TEXT EXCERPT —
-------------------------

Your posts regularly demonstrate that in 50 years you have learnt nothing at
all about the technology.
I used XP and Linux and the onboard battery meter behaviour is
consistent.
>
> It is best to leave it out whenever you are not using it on battery
> power or charging it. Although you have had 3 years out of it and that
> is doing well if it was left in. As this suggests the battery doesn't
> get too warm too deteriorate very much. Do you believe this is true?
>
> --
> Bill
> Asus EEE PC 701G4 ~ 2GB RAM ~ 16GB-SDHC
> Windows XP SP2
Never touched the battery to test it's temps. But, definitely the
ambient temp would never have exceeded 30 deg C.
Thanks for all the help, to all.
I must say, I had half expected someone to say that freezing the
battery would help - as would "boosting". These seem to be the common
tips on youtube! Freezing is something that I intend to do soon. Don't
see the harm in it. I'll inform if this causes any change in battery
meter accuracy.

-------------------------

SUPPLIED INFORMATION —
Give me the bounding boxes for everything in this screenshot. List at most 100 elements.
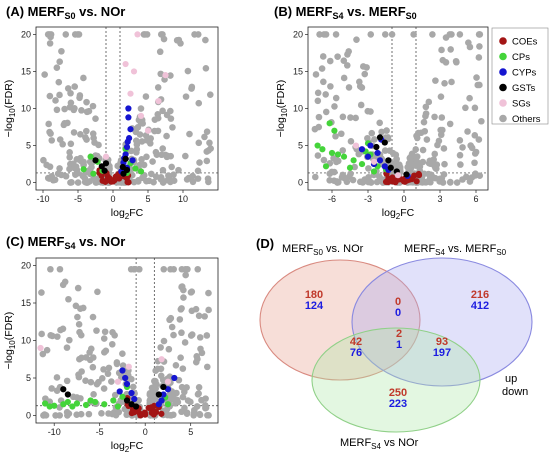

-------------------------

WORK TO COMPLETE — Reproduce the laptop battery discussion in full, word for word, including the quoted lines. Work from the laptop battery discussion alone and leave the data aside.

ANSWER TO THIS TASK —
Your posts regularly demonstrate that in 50 years you have learnt nothing at
all about the technology.
I used XP and Linux and the onboard battery meter behaviour is
consistent.
>
> It is best to leave it out whenever you are not using it on battery
> power or charging it. Although you have had 3 years out of it and that
> is doing well if it was left in. As this suggests the battery doesn't
> get too warm too deteriorate very much. Do you believe this is true?
>
> --
> Bill
> Asus EEE PC 701G4 ~ 2GB RAM ~ 16GB-SDHC
> Windows XP SP2
Never touched the battery to test it's temps. But, definitely the
ambient temp would never have exceeded 30 deg C.
Thanks for all the help, to all.
I must say, I had half expected someone to say that freezing the
battery would help - as would "boosting". These seem to be the common
tips on youtube! Freezing is something that I intend to do soon. Don't
see the harm in it. I'll inform if this causes any change in battery
meter accuracy.